[Data entries]
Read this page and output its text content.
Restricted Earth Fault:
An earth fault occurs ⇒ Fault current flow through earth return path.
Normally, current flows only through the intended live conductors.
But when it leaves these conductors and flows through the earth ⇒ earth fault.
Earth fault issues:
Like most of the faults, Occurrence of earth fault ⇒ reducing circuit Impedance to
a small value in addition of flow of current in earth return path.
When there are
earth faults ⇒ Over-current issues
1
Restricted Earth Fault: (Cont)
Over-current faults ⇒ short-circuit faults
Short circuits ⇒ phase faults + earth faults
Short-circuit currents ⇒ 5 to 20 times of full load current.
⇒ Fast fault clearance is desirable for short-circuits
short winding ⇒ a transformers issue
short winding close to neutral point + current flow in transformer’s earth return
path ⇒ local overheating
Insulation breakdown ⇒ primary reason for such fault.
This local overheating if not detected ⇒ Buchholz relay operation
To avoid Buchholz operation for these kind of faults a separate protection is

- What you should do -
Write out every line exactly as it stands.

- Answer to the task -
Read this page and output its text content.
Restricted Earth Fault:
An earth fault occurs ⇒ Fault current flow through earth return path.
Normally, current flows only through the intended live conductors.
But when it leaves these conductors and flows through the earth ⇒ earth fault.
Earth fault issues:
Like most of the faults, Occurrence of earth fault ⇒ reducing circuit Impedance to
a small value in addition of flow of current in earth return path.
When there are
earth faults ⇒ Over-current issues
1
Restricted Earth Fault: (Cont)
Over-current faults ⇒ short-circuit faults
Short circuits ⇒ phase faults + earth faults
Short-circuit currents ⇒ 5 to 20 times of full load current.
⇒ Fast fault clearance is desirable for short-circuits
short winding ⇒ a transformers issue
short winding close to neutral point + current flow in transformer’s earth return
path ⇒ local overheating
Insulation breakdown ⇒ primary reason for such fault.
This local overheating if not detected ⇒ Buchholz relay operation
To avoid Buchholz operation for these kind of faults a separate protection is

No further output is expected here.